* **The task**: Print all of the lines exactly. Any picture among them stays out.

* **Given entries**:
- - - - - - -
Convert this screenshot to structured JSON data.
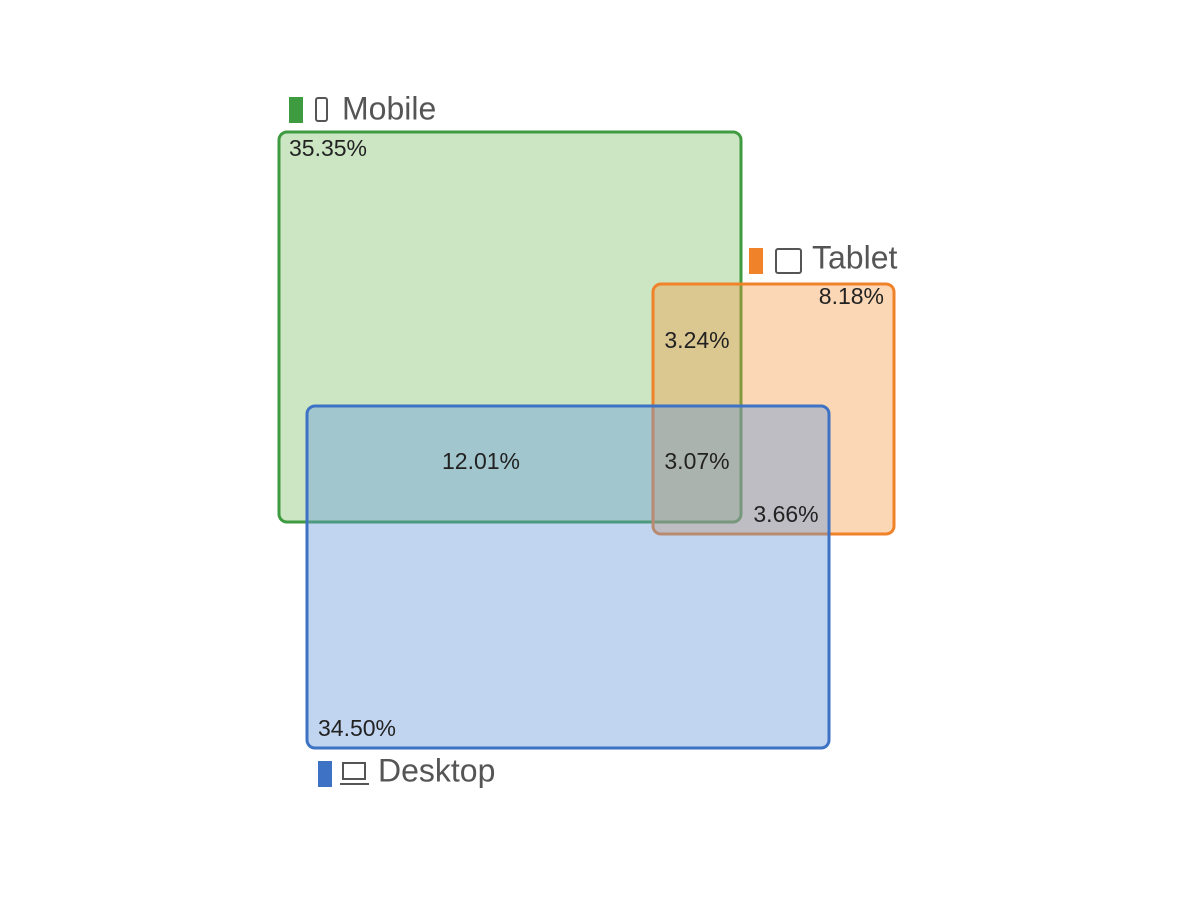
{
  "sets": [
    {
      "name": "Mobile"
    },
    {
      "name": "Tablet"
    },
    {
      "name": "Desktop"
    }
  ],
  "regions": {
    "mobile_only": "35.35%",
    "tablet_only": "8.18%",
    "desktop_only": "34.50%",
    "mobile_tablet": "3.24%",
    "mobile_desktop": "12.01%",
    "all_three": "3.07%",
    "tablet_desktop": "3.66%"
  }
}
- - - - - - -
* **Exercise output**:
Convert this screenshot to structured JSON data.
{
  "sets": [
    {
      "name": "Mobile"
    },
    {
      "name": "Tablet"
    },
    {
      "name": "Desktop"
    }
  ],
  "regions": {
    "mobile_only": "35.35%",
    "tablet_only": "8.18%",
    "desktop_only": "34.50%",
    "mobile_tablet": "3.24%",
    "mobile_desktop": "12.01%",
    "all_three": "3.07%",
    "tablet_desktop": "3.66%"
  }
}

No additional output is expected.